Output as a JSON list of strings, one per line with blank lines omitted, the part of the records that opens with the line containing "bar-segment-votes_gop-Massachusetts[interactable] <box>259 254" and closes with the line containing "bar-segment-votes_gop-Illinois[interactable] <box>193 213", both included.

★ ★ ★ ★ ★ ★ ★

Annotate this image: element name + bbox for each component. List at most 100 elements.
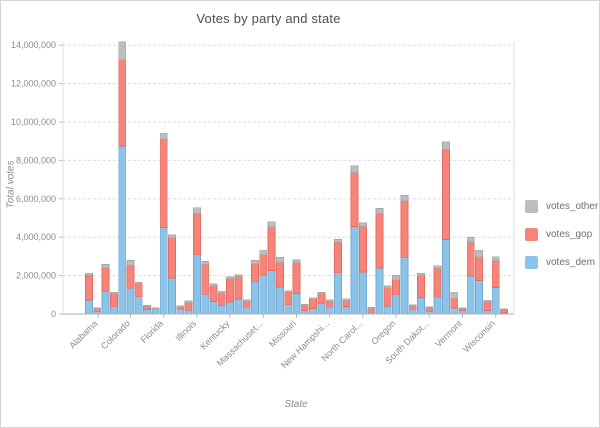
bar-segment-votes_gop-Massachusetts[interactable] <box>259 254 268 277</box>
bar-segment-votes_gop-New Jersey[interactable] <box>334 241 342 274</box>
bar-segment-votes_gop-Kansas[interactable] <box>217 292 226 307</box>
bar-segment-votes_gop-North Carolina[interactable] <box>359 226 367 273</box>
bar-segment-votes_dem-Maryland[interactable] <box>251 281 259 315</box>
bar-segment-votes_dem-Indiana[interactable] <box>201 293 210 315</box>
bar-segment-votes_gop-New York[interactable] <box>350 172 359 227</box>
bar-segment-votes_dem-California[interactable] <box>118 145 127 315</box>
bar-segment-votes_other-California[interactable] <box>118 41 127 61</box>
bar-segment-votes_gop-Illinois[interactable] <box>193 213 201 256</box>
bar-segment-votes_gop-Florida[interactable] <box>159 138 168 228</box>
legend-item-votes_dem[interactable]: votes_dem <box>525 256 598 269</box>
bar-segment-votes_other-Maryland[interactable] <box>251 260 259 265</box>
bar-segment-votes_other-Connecticut[interactable] <box>134 282 143 285</box>
legend-item-votes_gop[interactable]: votes_gop <box>525 228 598 241</box>
bar-segment-votes_dem-Missouri[interactable] <box>292 293 301 315</box>
bar-segment-votes_other-Missouri[interactable] <box>292 259 301 264</box>
bar-segment-votes_gop-Oregon[interactable] <box>392 279 400 296</box>
bar-segment-votes_dem-Connecticut[interactable] <box>134 296 143 315</box>
bar-segment-votes_other-Kentucky[interactable] <box>226 276 234 280</box>
bar-segment-votes_dem-Minnesota[interactable] <box>276 287 284 315</box>
bar-segment-votes_other-Wisconsin[interactable] <box>491 256 500 261</box>
bar-segment-votes_gop-Ohio[interactable] <box>375 213 384 269</box>
bar-segment-votes_dem-Colorado[interactable] <box>126 287 135 315</box>
bar-segment-votes_gop-Utah[interactable] <box>450 297 459 309</box>
bar-segment-votes_other-Maine[interactable] <box>242 299 251 302</box>
bar-segment-votes_gop-Missouri[interactable] <box>292 262 301 294</box>
bar-segment-votes_gop-Arizona[interactable] <box>101 267 110 293</box>
bar-segment-votes_dem-Mississippi[interactable] <box>284 304 293 315</box>
bar-segment-votes_other-North Dakota[interactable] <box>367 307 376 309</box>
bar-segment-votes_dem-Nevada[interactable] <box>317 303 326 315</box>
bar-segment-votes_other-Utah[interactable] <box>450 291 459 299</box>
bar-segment-votes_other-Iowa[interactable] <box>209 283 218 287</box>
bar-segment-votes_gop-Michigan[interactable] <box>267 226 276 271</box>
bar-segment-votes_dem-Hawaii[interactable] <box>176 308 185 315</box>
bar-segment-votes_dem-Massachusetts[interactable] <box>259 275 268 315</box>
bar-segment-votes_other-Tennessee[interactable] <box>433 265 442 269</box>
bar-segment-votes_other-Illinois[interactable] <box>193 207 201 214</box>
bar-segment-votes_other-Wyoming[interactable] <box>500 308 508 311</box>
bar-segment-votes_other-New York[interactable] <box>350 165 359 173</box>
bar-segment-votes_other-Virginia[interactable] <box>466 237 475 243</box>
bar-segment-votes_gop-Wisconsin[interactable] <box>491 260 500 288</box>
bar-segment-votes_other-Nevada[interactable] <box>317 292 326 295</box>
bar-segment-votes_dem-Oregon[interactable] <box>392 294 400 315</box>
bar-segment-votes_dem-North Carolina[interactable] <box>359 271 367 315</box>
bar-segment-votes_dem-Arkansas[interactable] <box>110 306 118 315</box>
bar-segment-votes_gop-New Hampshire[interactable] <box>325 300 334 308</box>
bar-segment-votes_gop-Iowa[interactable] <box>209 285 218 302</box>
bar-segment-votes_dem-West Virginia[interactable] <box>483 310 492 315</box>
bar-segment-votes_gop-Connecticut[interactable] <box>134 283 143 298</box>
bar-segment-votes_gop-Texas[interactable] <box>442 149 450 240</box>
bar-segment-votes_other-Hawaii[interactable] <box>176 305 185 308</box>
bar-segment-votes_dem-Arizona[interactable] <box>101 291 110 315</box>
bar-segment-votes_dem-Tennessee[interactable] <box>433 296 442 315</box>
bar-segment-votes_other-Minnesota[interactable] <box>276 257 284 263</box>
bar-segment-votes_gop-Idaho[interactable] <box>184 302 193 311</box>
bar-segment-votes_dem-Alabama[interactable] <box>85 299 93 315</box>
bar-segment-votes_other-Arizona[interactable] <box>101 264 110 269</box>
bar-segment-votes_other-Massachusetts[interactable] <box>259 249 268 256</box>
bar-segment-votes_dem-Florida[interactable] <box>159 227 168 315</box>
bar-segment-votes_gop-Indiana[interactable] <box>201 263 210 295</box>
bar-segment-votes_other-Nebraska[interactable] <box>309 297 317 300</box>
bar-segment-votes_other-North Carolina[interactable] <box>359 222 367 227</box>
bar-segment-votes_other-West Virginia[interactable] <box>483 299 492 302</box>
bar-segment-votes_dem-Virginia[interactable] <box>466 275 475 315</box>
bar-segment-votes_other-Colorado[interactable] <box>126 260 135 266</box>
bar-segment-votes_other-New Mexico[interactable] <box>342 298 351 301</box>
bar-segment-votes_dem-Louisiana[interactable] <box>234 298 243 315</box>
bar-segment-votes_dem-Washington[interactable] <box>475 280 483 315</box>
bar-segment-votes_other-Michigan[interactable] <box>267 221 276 228</box>
bar-segment-votes_gop-Maryland[interactable] <box>251 263 259 283</box>
bar-segment-votes_other-Arkansas[interactable] <box>110 291 118 294</box>
bar-segment-votes_other-South Dakota[interactable] <box>425 306 434 309</box>
bar-segment-votes_gop-Mississippi[interactable] <box>284 290 293 306</box>
bar-segment-votes_dem-Kansas[interactable] <box>217 305 226 315</box>
bar-segment-votes_other-Alaska[interactable] <box>93 307 102 310</box>
bar-segment-votes_other-Ohio[interactable] <box>375 208 384 214</box>
bar-segment-votes_dem-Utah[interactable] <box>450 307 459 315</box>
bar-segment-votes_dem-New Hampshire[interactable] <box>325 306 334 315</box>
bar-segment-votes_dem-Illinois[interactable] <box>193 254 201 315</box>
bar-segment-votes_gop-Minnesota[interactable] <box>276 261 284 289</box>
bar-segment-votes_gop-California[interactable] <box>118 59 127 147</box>
bar-segment-votes_other-Indiana[interactable] <box>201 261 210 265</box>
bar-segment-votes_other-New Hampshire[interactable] <box>325 299 334 302</box>
bar-segment-votes_dem-Georgia[interactable] <box>168 277 176 315</box>
bar-segment-votes_other-Oregon[interactable] <box>392 275 400 281</box>
bar-segment-votes_other-Rhode Island[interactable] <box>408 304 417 307</box>
bar-segment-votes_dem-Delaware[interactable] <box>143 309 151 315</box>
bar-segment-votes_other-Oklahoma[interactable] <box>383 285 392 289</box>
bar-segment-votes_dem-Texas[interactable] <box>442 239 450 315</box>
bar-segment-votes_dem-Wisconsin[interactable] <box>491 287 500 315</box>
bar-segment-votes_other-District of Columbia[interactable] <box>151 307 160 310</box>
bar-segment-votes_gop-Nevada[interactable] <box>317 293 326 305</box>
bar-segment-votes_other-Texas[interactable] <box>442 141 450 150</box>
bar-segment-votes_other-Washington[interactable] <box>475 249 483 258</box>
bar-segment-votes_other-Georgia[interactable] <box>168 234 176 239</box>
bar-segment-votes_other-Kansas[interactable] <box>217 290 226 294</box>
bar-segment-votes_other-Louisiana[interactable] <box>234 274 243 277</box>
bar-segment-votes_gop-Arkansas[interactable] <box>110 293 118 308</box>
bar-segment-votes_dem-Oklahoma[interactable] <box>383 305 392 315</box>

★ ★ ★ ★ ★ ★ ★

#### [Result]
[
  "bar-segment-votes_gop-Massachusetts[interactable] <box>259 254 268 277</box>",
  "bar-segment-votes_gop-New Jersey[interactable] <box>334 241 342 274</box>",
  "bar-segment-votes_gop-Kansas[interactable] <box>217 292 226 307</box>",
  "bar-segment-votes_gop-North Carolina[interactable] <box>359 226 367 273</box>",
  "bar-segment-votes_dem-Maryland[interactable] <box>251 281 259 315</box>",
  "bar-segment-votes_dem-Indiana[interactable] <box>201 293 210 315</box>",
  "bar-segment-votes_gop-New York[interactable] <box>350 172 359 227</box>",
  "bar-segment-votes_dem-California[interactable] <box>118 145 127 315</box>",
  "bar-segment-votes_other-California[interactable] <box>118 41 127 61</box>",
  "bar-segment-votes_gop-Illinois[interactable] <box>193 213 201 256</box>"
]